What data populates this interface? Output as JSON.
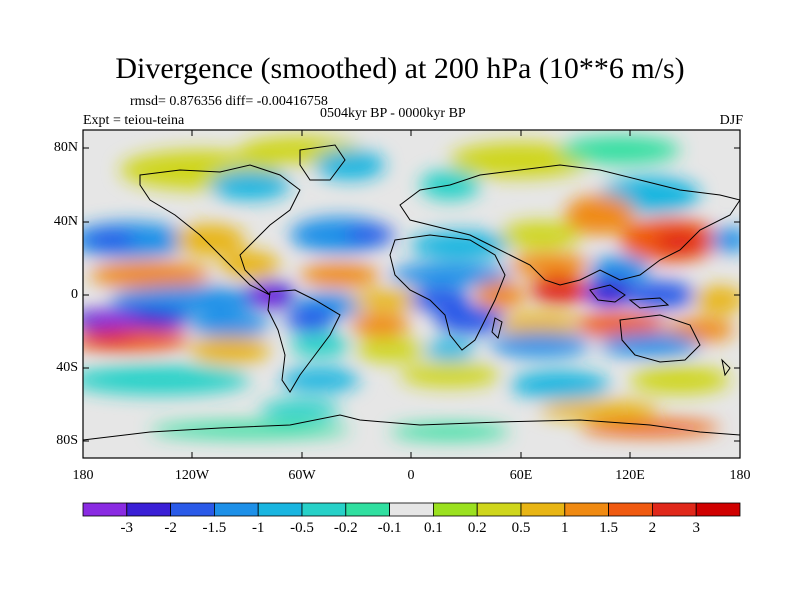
{
  "header": {
    "title": "Divergence (smoothed) at 200 hPa (10**6 m/s)",
    "stats": "rmsd= 0.876356 diff= -0.00416758",
    "period": "0504kyr BP - 0000kyr BP",
    "experiment": "Expt = teiou-teina",
    "season": "DJF"
  },
  "axes": {
    "y_ticks": [
      "80N",
      "40N",
      "0",
      "40S",
      "80S"
    ],
    "x_ticks": [
      "180",
      "120W",
      "60W",
      "0",
      "60E",
      "120E",
      "180"
    ]
  },
  "colorbar": {
    "labels": [
      "-3",
      "-2",
      "-1.5",
      "-1",
      "-0.5",
      "-0.2",
      "-0.1",
      "0.1",
      "0.2",
      "0.5",
      "1",
      "1.5",
      "2",
      "3"
    ],
    "colors": [
      "#8a2be2",
      "#3a1fd6",
      "#2a5ae8",
      "#1e90e8",
      "#19b5e0",
      "#27d1c8",
      "#30dfa0",
      "#e6e6e6",
      "#9be11f",
      "#cfd61c",
      "#e8b514",
      "#f08a12",
      "#f05a10",
      "#e0281a",
      "#d00000"
    ]
  }
}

# # #

> _Exercise details_
Reproduce the material in full, word for word, and omit the pictures.

> _Reply_
What data populates this interface? Output as JSON.
{
  "header": {
    "title": "Divergence (smoothed) at 200 hPa (10**6 m/s)",
    "stats": "rmsd= 0.876356 diff= -0.00416758",
    "period": "0504kyr BP - 0000kyr BP",
    "experiment": "Expt = teiou-teina",
    "season": "DJF"
  },
  "axes": {
    "y_ticks": [
      "80N",
      "40N",
      "0",
      "40S",
      "80S"
    ],
    "x_ticks": [
      "180",
      "120W",
      "60W",
      "0",
      "60E",
      "120E",
      "180"
    ]
  },
  "colorbar": {
    "labels": [
      "-3",
      "-2",
      "-1.5",
      "-1",
      "-0.5",
      "-0.2",
      "-0.1",
      "0.1",
      "0.2",
      "0.5",
      "1",
      "1.5",
      "2",
      "3"
    ],
    "colors": [
      "#8a2be2",
      "#3a1fd6",
      "#2a5ae8",
      "#1e90e8",
      "#19b5e0",
      "#27d1c8",
      "#30dfa0",
      "#e6e6e6",
      "#9be11f",
      "#cfd61c",
      "#e8b514",
      "#f08a12",
      "#f05a10",
      "#e0281a",
      "#d00000"
    ]
  }
}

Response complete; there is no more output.